What to do | Check every line of the entries that follow, and copy the ones containing "Health".

Data items
——————
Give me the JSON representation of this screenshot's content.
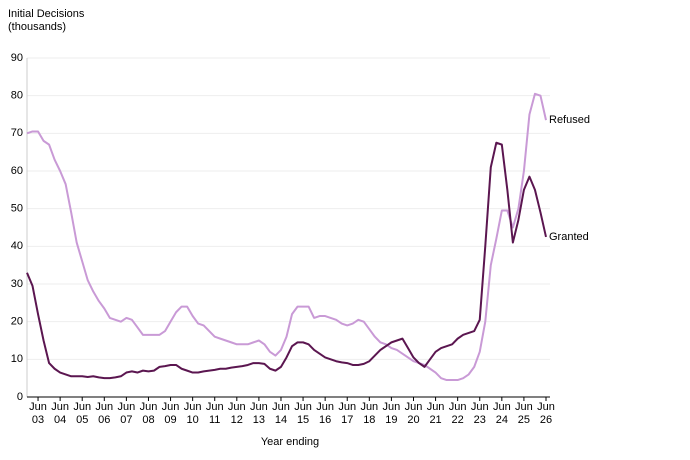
{
  "chart_data": {
    "type": "line",
    "ylabel": "Initial Decisions (thousands)",
    "xlabel": "Year ending",
    "categories": [
      null,
      null,
      "Jun 03",
      null,
      null,
      null,
      "Jun 04",
      null,
      null,
      null,
      "Jun 05",
      null,
      null,
      null,
      "Jun 06",
      null,
      null,
      null,
      "Jun 07",
      null,
      null,
      null,
      "Jun 08",
      null,
      null,
      null,
      "Jun 09",
      null,
      null,
      null,
      "Jun 10",
      null,
      null,
      null,
      "Jun 11",
      null,
      null,
      null,
      "Jun 12",
      null,
      null,
      null,
      "Jun 13",
      null,
      null,
      null,
      "Jun 14",
      null,
      null,
      null,
      "Jun 15",
      null,
      null,
      null,
      "Jun 16",
      null,
      null,
      null,
      "Jun 17",
      null,
      null,
      null,
      "Jun 18",
      null,
      null,
      null,
      "Jun 19",
      null,
      null,
      null,
      "Jun 20",
      null,
      null,
      null,
      "Jun 21",
      null,
      null,
      null,
      "Jun 22",
      null,
      null,
      null,
      "Jun 23",
      null,
      null,
      null,
      "Jun 24",
      null,
      null,
      null,
      "Jun 25",
      null,
      null,
      null,
      "Jun 26"
    ],
    "series": [
      {
        "name": "Refused",
        "color": "#c99ad6",
        "values": [
          70,
          70.5,
          70.5,
          68,
          67,
          63,
          60,
          56.5,
          49,
          41,
          36,
          31,
          28,
          25.5,
          23.5,
          21,
          20.5,
          20,
          21,
          20.5,
          18.5,
          16.5,
          16.5,
          16.5,
          16.5,
          17.5,
          20,
          22.5,
          24,
          24,
          21.5,
          19.5,
          19,
          17.5,
          16,
          15.5,
          15,
          14.5,
          14,
          14,
          14,
          14.5,
          15,
          14,
          12,
          11,
          12.5,
          16,
          22,
          24,
          24,
          24,
          21,
          21.5,
          21.5,
          21,
          20.5,
          19.5,
          19,
          19.5,
          20.5,
          20,
          18,
          16,
          14.5,
          14,
          13,
          12.5,
          11.5,
          10.5,
          9.5,
          9,
          8.5,
          7.5,
          6.5,
          5,
          4.5,
          4.5,
          4.5,
          5,
          6,
          8,
          12,
          20,
          35,
          42,
          49.5,
          49.5,
          45,
          50,
          60,
          75,
          80.5,
          80,
          73.5
        ]
      },
      {
        "name": "Granted",
        "color": "#5b1650",
        "values": [
          33,
          29.5,
          22,
          15,
          9,
          7.5,
          6.5,
          6,
          5.5,
          5.5,
          5.5,
          5.3,
          5.5,
          5.2,
          5,
          5,
          5.2,
          5.5,
          6.5,
          6.8,
          6.5,
          7,
          6.8,
          7,
          8,
          8.2,
          8.5,
          8.5,
          7.5,
          7,
          6.5,
          6.5,
          6.8,
          7,
          7.2,
          7.5,
          7.5,
          7.8,
          8,
          8.2,
          8.5,
          9,
          9,
          8.8,
          7.5,
          7,
          8,
          10.5,
          13.5,
          14.5,
          14.5,
          14,
          12.5,
          11.5,
          10.5,
          10,
          9.5,
          9.2,
          9,
          8.5,
          8.5,
          8.8,
          9.5,
          11,
          12.5,
          13.5,
          14.5,
          15,
          15.5,
          13,
          10.5,
          9,
          8,
          10,
          12,
          13,
          13.5,
          14,
          15.5,
          16.5,
          17,
          17.5,
          20.5,
          40,
          61,
          67.5,
          67,
          55,
          41,
          47,
          55,
          58.5,
          55,
          49,
          42.5
        ]
      }
    ],
    "ylim": [
      0,
      90
    ],
    "yticks": [
      0,
      10,
      20,
      30,
      40,
      50,
      60,
      70,
      80,
      90
    ],
    "grid": true
  }
}
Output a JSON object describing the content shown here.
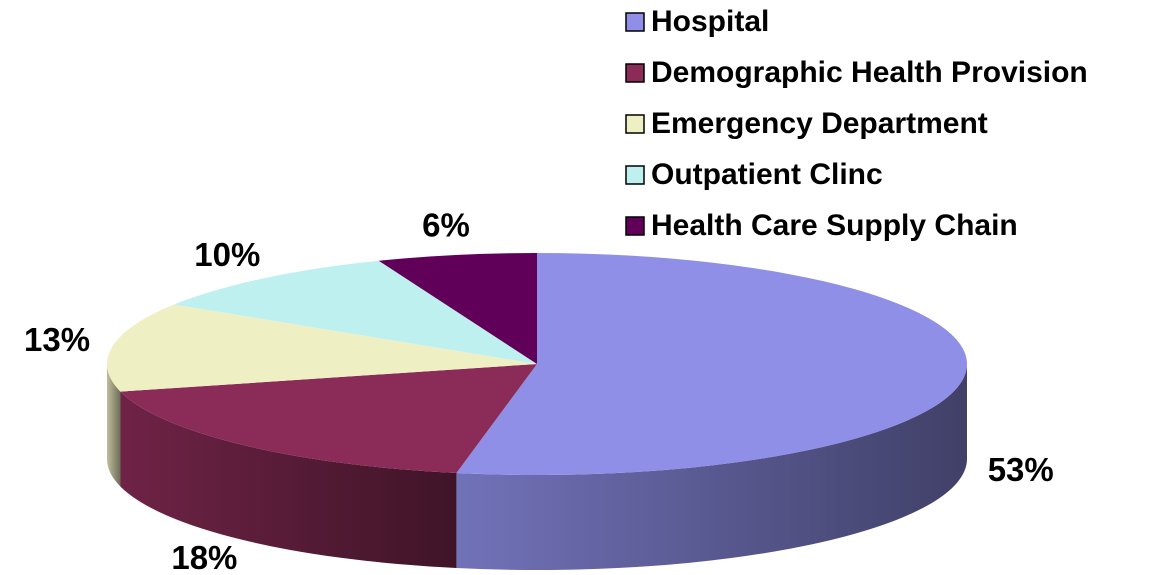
{
  "chart_data": {
    "type": "pie3d",
    "categories": [
      "Hospital",
      "Demographic Health Provision",
      "Emergency Department",
      "Outpatient Clinc",
      "Health Care Supply Chain"
    ],
    "values": [
      53,
      18,
      13,
      10,
      6
    ],
    "value_labels": [
      "53%",
      "18%",
      "13%",
      "10%",
      "6%"
    ],
    "colors": [
      "#8f8fe8",
      "#8b2c58",
      "#efefc4",
      "#bff0f0",
      "#600058"
    ],
    "legend": "upper right"
  }
}
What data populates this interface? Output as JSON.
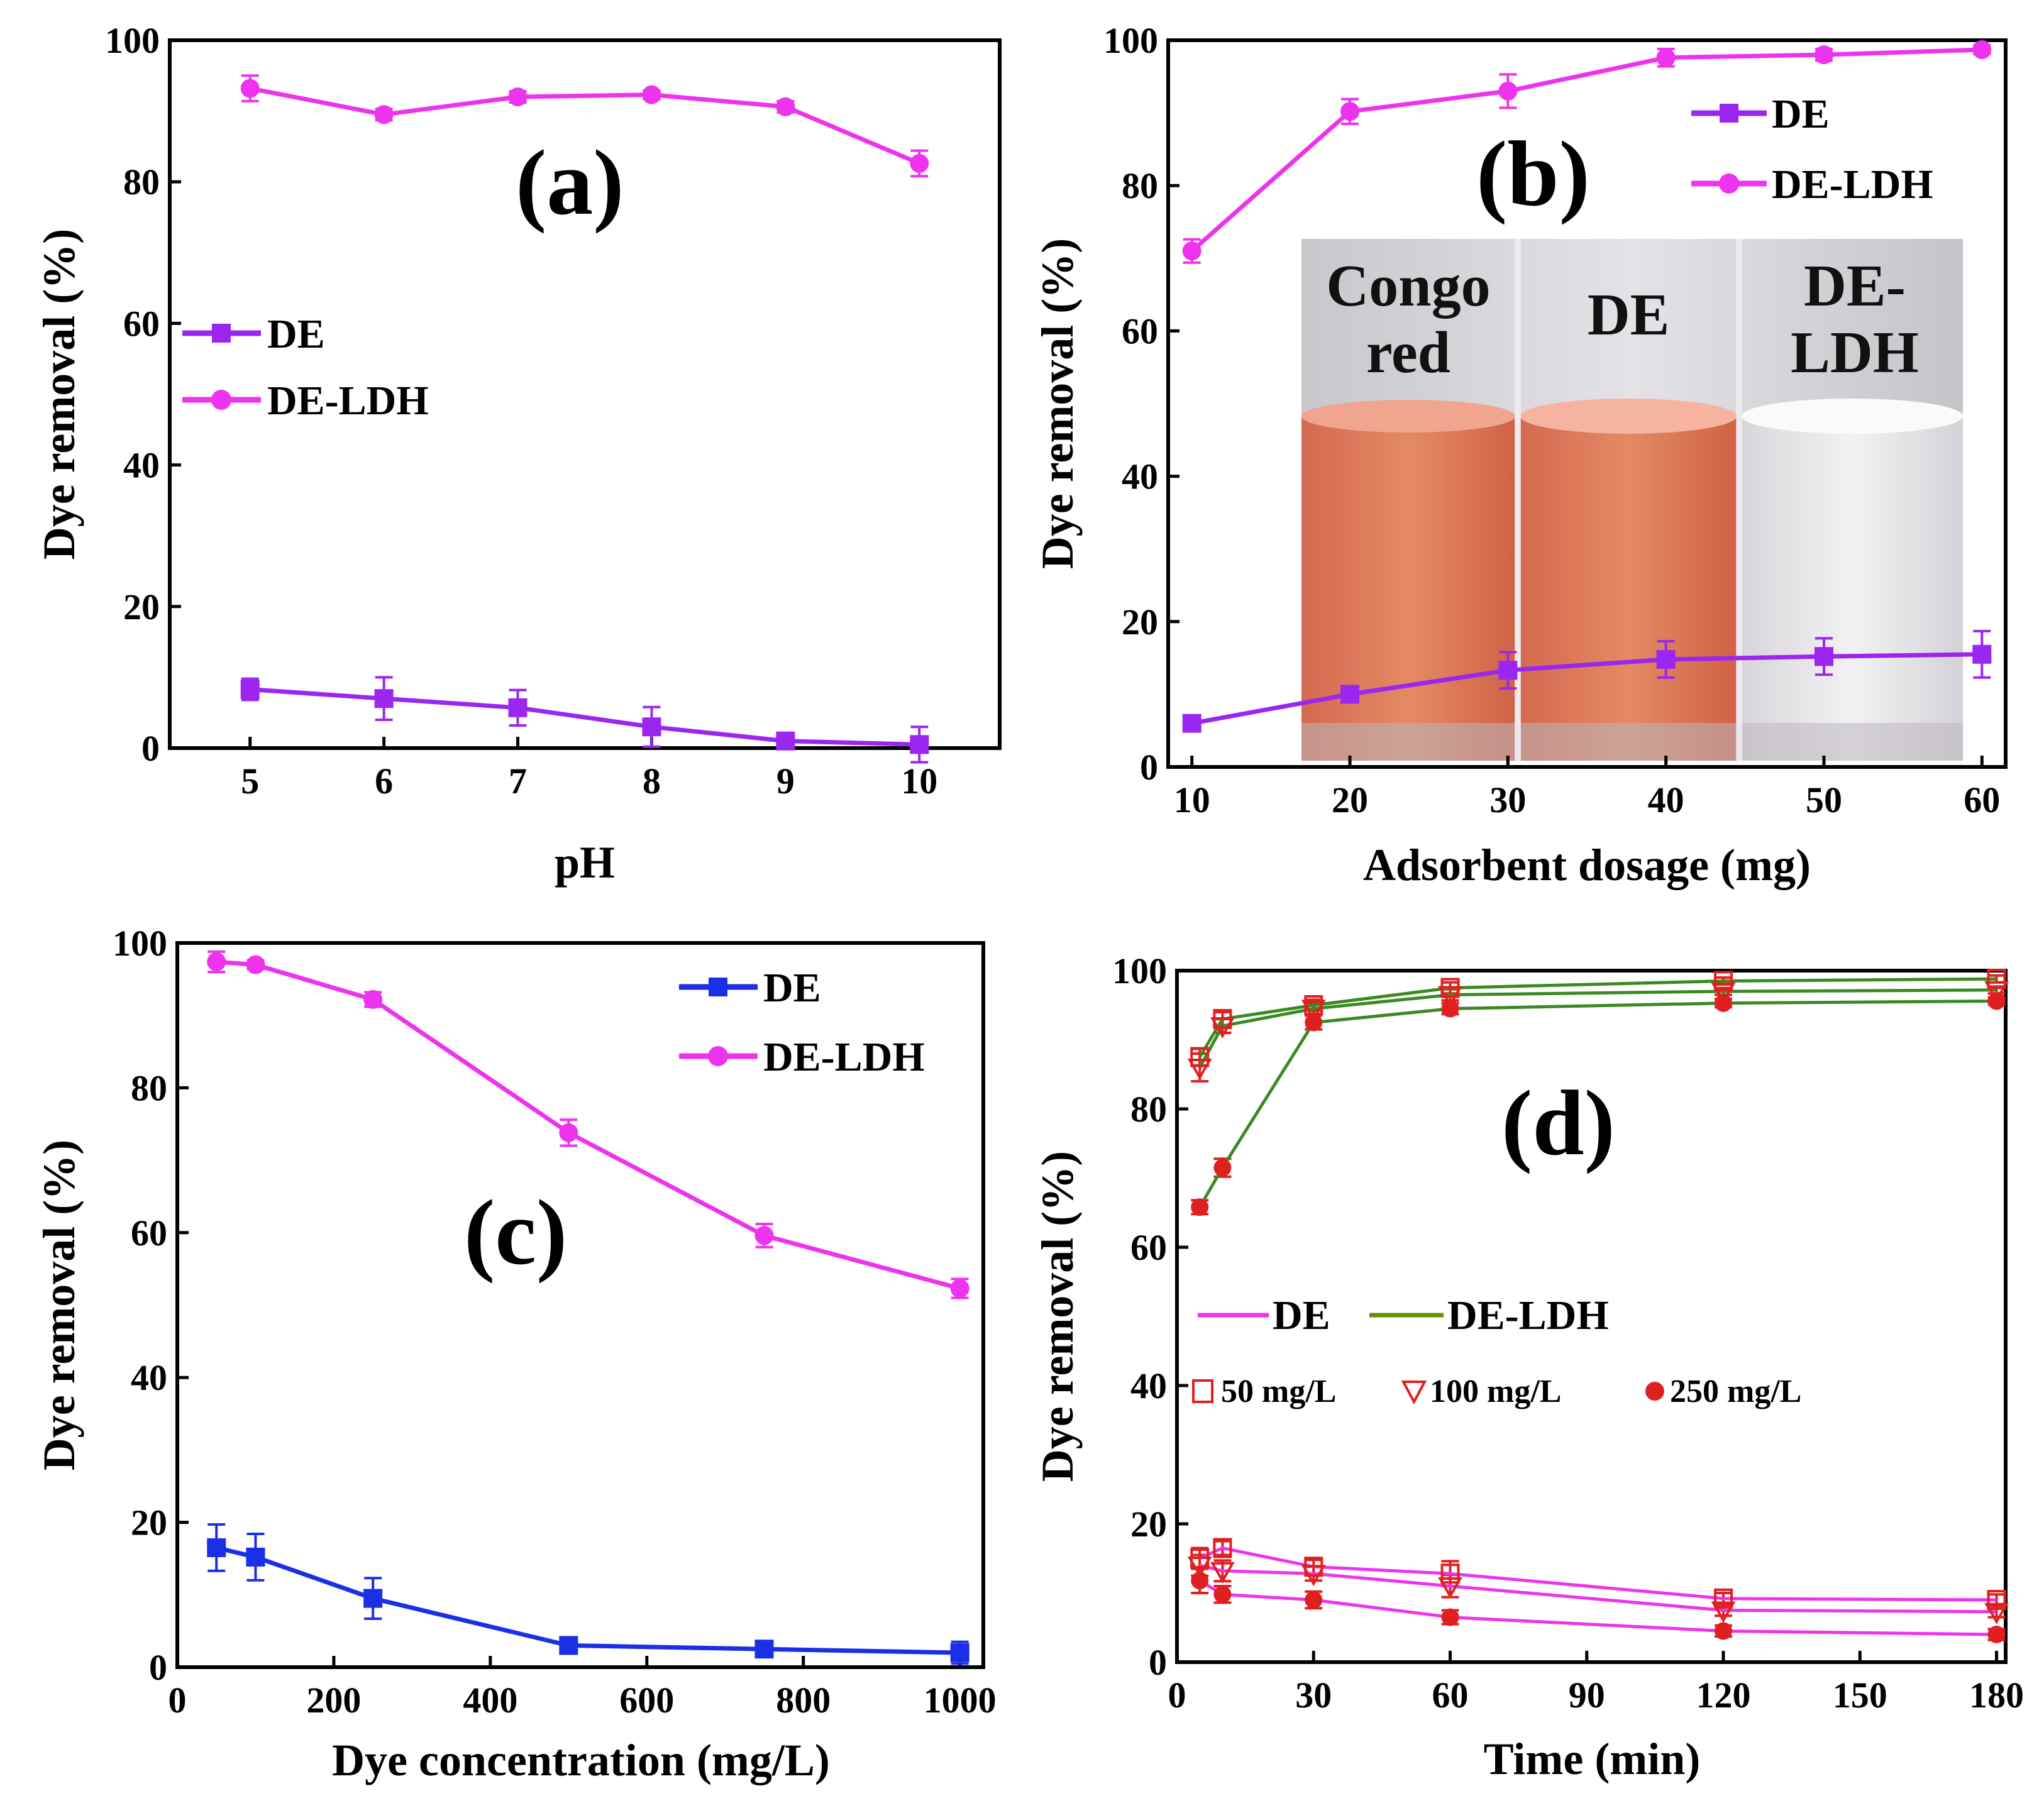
{
  "chart_data": [
    {
      "panel": "a",
      "type": "line",
      "label": "(a)",
      "xlabel": "pH",
      "ylabel": "Dye removal (%)",
      "xlim": [
        4.4,
        10.6
      ],
      "ylim": [
        0,
        100
      ],
      "xticks": [
        "5",
        "6",
        "7",
        "8",
        "9",
        "10"
      ],
      "yticks": [
        "0",
        "20",
        "40",
        "60",
        "80",
        "100"
      ],
      "x": [
        5,
        6,
        7,
        8,
        9,
        10
      ],
      "series": [
        {
          "name": "DE",
          "color": "#9b26f0",
          "marker": "square",
          "values": [
            8.3,
            7.0,
            5.7,
            3.0,
            1.0,
            0.5
          ],
          "errors": [
            1.5,
            3.0,
            2.5,
            2.8,
            1.0,
            2.5
          ]
        },
        {
          "name": "DE-LDH",
          "color": "#ee33ee",
          "marker": "circle",
          "values": [
            93.2,
            89.5,
            92.0,
            92.3,
            90.6,
            82.6
          ],
          "errors": [
            1.8,
            0.8,
            0.8,
            0.6,
            0.8,
            1.8
          ]
        }
      ]
    },
    {
      "panel": "b",
      "type": "line",
      "label": "(b)",
      "xlabel": "Adsorbent dosage (mg)",
      "ylabel": "Dye removal (%)",
      "xlim": [
        8.5,
        61.5
      ],
      "ylim": [
        0,
        100
      ],
      "xticks": [
        "10",
        "20",
        "30",
        "40",
        "50",
        "60"
      ],
      "yticks": [
        "0",
        "20",
        "40",
        "60",
        "80",
        "100"
      ],
      "x": [
        10,
        20,
        30,
        40,
        50,
        60
      ],
      "series": [
        {
          "name": "DE",
          "color": "#9b26f0",
          "marker": "square",
          "values": [
            6.0,
            10.0,
            13.3,
            14.8,
            15.2,
            15.5
          ],
          "errors": [
            0.6,
            1.0,
            2.5,
            2.5,
            2.5,
            3.2
          ]
        },
        {
          "name": "DE-LDH",
          "color": "#ee33ee",
          "marker": "circle",
          "values": [
            71.0,
            90.2,
            93.0,
            97.6,
            98.0,
            98.7
          ],
          "errors": [
            1.6,
            1.7,
            2.3,
            1.2,
            0.8,
            0.6
          ]
        }
      ],
      "inset_labels": [
        "Congo red",
        "DE",
        "DE-LDH"
      ]
    },
    {
      "panel": "c",
      "type": "line",
      "label": "(c)",
      "xlabel": "Dye concentration (mg/L)",
      "ylabel": "Dye removal (%)",
      "xlim": [
        0,
        1030
      ],
      "ylim": [
        0,
        100
      ],
      "xticks": [
        "0",
        "200",
        "400",
        "600",
        "800",
        "1000"
      ],
      "yticks": [
        "0",
        "20",
        "40",
        "60",
        "80",
        "100"
      ],
      "x": [
        50,
        100,
        250,
        500,
        750,
        1000
      ],
      "series": [
        {
          "name": "DE",
          "color": "#1a2fe6",
          "marker": "square",
          "values": [
            16.5,
            15.2,
            9.5,
            3.0,
            2.5,
            2.0
          ],
          "errors": [
            3.2,
            3.2,
            2.8,
            1.0,
            1.0,
            1.5
          ]
        },
        {
          "name": "DE-LDH",
          "color": "#ee33ee",
          "marker": "circle",
          "values": [
            97.4,
            97.0,
            92.2,
            73.8,
            59.6,
            52.3
          ],
          "errors": [
            1.4,
            0.6,
            1.0,
            1.8,
            1.6,
            1.3
          ]
        }
      ]
    },
    {
      "panel": "d",
      "type": "line",
      "label": "(d)",
      "xlabel": "Time (min)",
      "ylabel": "Dye removal (%)",
      "xlim": [
        0,
        182
      ],
      "ylim": [
        0,
        100
      ],
      "xticks": [
        "0",
        "30",
        "60",
        "90",
        "120",
        "150",
        "180"
      ],
      "yticks": [
        "0",
        "20",
        "40",
        "60",
        "80",
        "100"
      ],
      "x": [
        5,
        10,
        30,
        60,
        120,
        180
      ],
      "legend_lines": [
        {
          "name": "DE",
          "color": "#ee33ee"
        },
        {
          "name": "DE-LDH",
          "color": "#6b8e00"
        }
      ],
      "legend_markers": [
        {
          "name": "50 mg/L",
          "marker": "open-square"
        },
        {
          "name": "100 mg/L",
          "marker": "open-triangle-down"
        },
        {
          "name": "250 mg/L",
          "marker": "filled-circle"
        }
      ],
      "series": [
        {
          "name": "DE-LDH 50 mg/L",
          "color": "#3a8a22",
          "marker": "open-square",
          "values": [
            87.5,
            93.0,
            95.0,
            97.5,
            98.5,
            98.8
          ],
          "errors": [
            1.2,
            1.0,
            0.8,
            0.8,
            0.5,
            0.5
          ]
        },
        {
          "name": "DE-LDH 100 mg/L",
          "color": "#3a8a22",
          "marker": "open-triangle-down",
          "values": [
            86.0,
            92.0,
            94.5,
            96.5,
            97.0,
            97.2
          ],
          "errors": [
            2.0,
            1.0,
            0.8,
            0.8,
            0.5,
            0.5
          ]
        },
        {
          "name": "DE-LDH 250 mg/L",
          "color": "#3a8a22",
          "marker": "filled-circle",
          "values": [
            65.8,
            71.5,
            92.5,
            94.5,
            95.3,
            95.6
          ],
          "errors": [
            1.0,
            1.3,
            1.0,
            0.8,
            0.6,
            0.5
          ]
        },
        {
          "name": "DE 50 mg/L",
          "color": "#ee33ee",
          "marker": "open-square",
          "values": [
            15.0,
            16.5,
            13.8,
            12.8,
            9.2,
            9.0
          ],
          "errors": [
            1.5,
            1.0,
            1.0,
            1.8,
            0.8,
            0.8
          ]
        },
        {
          "name": "DE 100 mg/L",
          "color": "#ee33ee",
          "marker": "open-triangle-down",
          "values": [
            14.0,
            13.2,
            12.8,
            11.0,
            7.5,
            7.3
          ],
          "errors": [
            1.5,
            1.5,
            1.0,
            1.6,
            0.8,
            0.8
          ]
        },
        {
          "name": "DE 250 mg/L",
          "color": "#ee33ee",
          "marker": "filled-circle",
          "values": [
            11.8,
            9.8,
            9.0,
            6.5,
            4.5,
            4.0
          ],
          "errors": [
            1.8,
            1.2,
            1.2,
            1.0,
            0.8,
            0.8
          ]
        }
      ]
    }
  ]
}
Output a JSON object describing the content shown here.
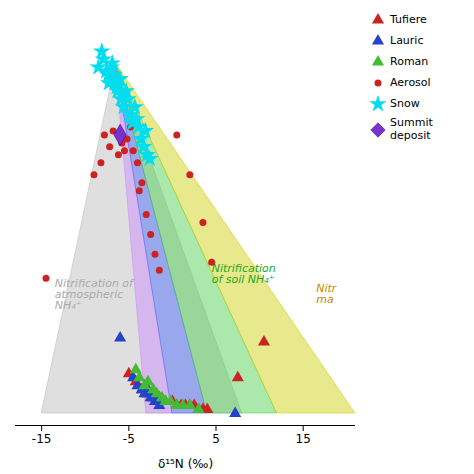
——————
Response below |
      "Demographic Health Provision",
      "Health Care Supply Chain"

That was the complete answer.